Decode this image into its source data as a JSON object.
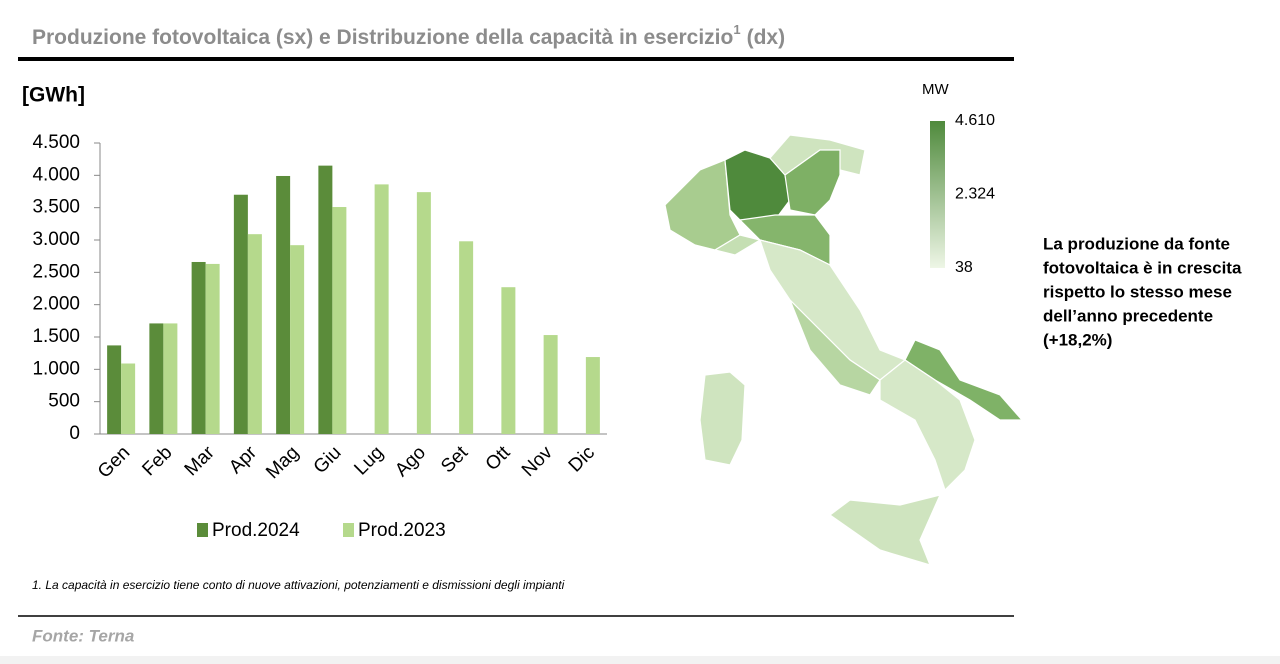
{
  "title": "Produzione fotovoltaica (sx) e Distribuzione della capacità in esercizio",
  "title_sup": "1",
  "title_end": "(dx)",
  "chart_data": {
    "type": "bar",
    "y_label": "[GWh]",
    "categories": [
      "Gen",
      "Feb",
      "Mar",
      "Apr",
      "Mag",
      "Giu",
      "Lug",
      "Ago",
      "Set",
      "Ott",
      "Nov",
      "Dic"
    ],
    "series": [
      {
        "name": "Prod.2024",
        "color": "#5b8c3a",
        "values": [
          1370,
          1710,
          2660,
          3700,
          3990,
          4150,
          null,
          null,
          null,
          null,
          null,
          null
        ]
      },
      {
        "name": "Prod.2023",
        "color": "#b5d98c",
        "values": [
          1090,
          1710,
          2630,
          3090,
          2920,
          3510,
          3860,
          3740,
          2980,
          2270,
          1530,
          1190
        ]
      }
    ],
    "ylim": [
      0,
      4500
    ],
    "yticks": [
      0,
      500,
      {
        "value": 1000,
        "label": "1.000"
      },
      {
        "value": 1500,
        "label": "1.500"
      },
      {
        "value": 2000,
        "label": "2.000"
      },
      {
        "value": 2500,
        "label": "2.500"
      },
      {
        "value": 3000,
        "label": "3.000"
      },
      {
        "value": 3500,
        "label": "3.500"
      },
      {
        "value": 4000,
        "label": "4.000"
      },
      {
        "value": 4500,
        "label": "4.500"
      }
    ]
  },
  "map": {
    "unit": "MW",
    "ticks": [
      {
        "value": 4610,
        "label": "4.610"
      },
      {
        "value": 2324,
        "label": "2.324"
      },
      38
    ],
    "colors": [
      "#4f8a3c",
      "#eef6e6"
    ]
  },
  "side_note": [
    "La produzione da fonte",
    "fotovoltaica è in crescita",
    "rispetto lo stesso mese",
    "dell’anno precedente",
    "(+18,2%)"
  ],
  "footnote": "1. La capacità in esercizio tiene conto di nuove attivazioni, potenziamenti e dismissioni degli impianti",
  "source": "Fonte: Terna"
}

::::::::::

Restate every record exactly, please; do not copy the pictures.

Decode this image into its source data as a JSON object.
{
  "title": "Produzione fotovoltaica (sx) e Distribuzione della capacità in esercizio",
  "title_sup": "1",
  "title_end": "(dx)",
  "chart_data": {
    "type": "bar",
    "y_label": "[GWh]",
    "categories": [
      "Gen",
      "Feb",
      "Mar",
      "Apr",
      "Mag",
      "Giu",
      "Lug",
      "Ago",
      "Set",
      "Ott",
      "Nov",
      "Dic"
    ],
    "series": [
      {
        "name": "Prod.2024",
        "color": "#5b8c3a",
        "values": [
          1370,
          1710,
          2660,
          3700,
          3990,
          4150,
          null,
          null,
          null,
          null,
          null,
          null
        ]
      },
      {
        "name": "Prod.2023",
        "color": "#b5d98c",
        "values": [
          1090,
          1710,
          2630,
          3090,
          2920,
          3510,
          3860,
          3740,
          2980,
          2270,
          1530,
          1190
        ]
      }
    ],
    "ylim": [
      0,
      4500
    ],
    "yticks": [
      0,
      500,
      {
        "value": 1000,
        "label": "1.000"
      },
      {
        "value": 1500,
        "label": "1.500"
      },
      {
        "value": 2000,
        "label": "2.000"
      },
      {
        "value": 2500,
        "label": "2.500"
      },
      {
        "value": 3000,
        "label": "3.000"
      },
      {
        "value": 3500,
        "label": "3.500"
      },
      {
        "value": 4000,
        "label": "4.000"
      },
      {
        "value": 4500,
        "label": "4.500"
      }
    ]
  },
  "map": {
    "unit": "MW",
    "ticks": [
      {
        "value": 4610,
        "label": "4.610"
      },
      {
        "value": 2324,
        "label": "2.324"
      },
      38
    ],
    "colors": [
      "#4f8a3c",
      "#eef6e6"
    ]
  },
  "side_note": [
    "La produzione da fonte",
    "fotovoltaica è in crescita",
    "rispetto lo stesso mese",
    "dell’anno precedente",
    "(+18,2%)"
  ],
  "footnote": "1. La capacità in esercizio tiene conto di nuove attivazioni, potenziamenti e dismissioni degli impianti",
  "source": "Fonte: Terna"
}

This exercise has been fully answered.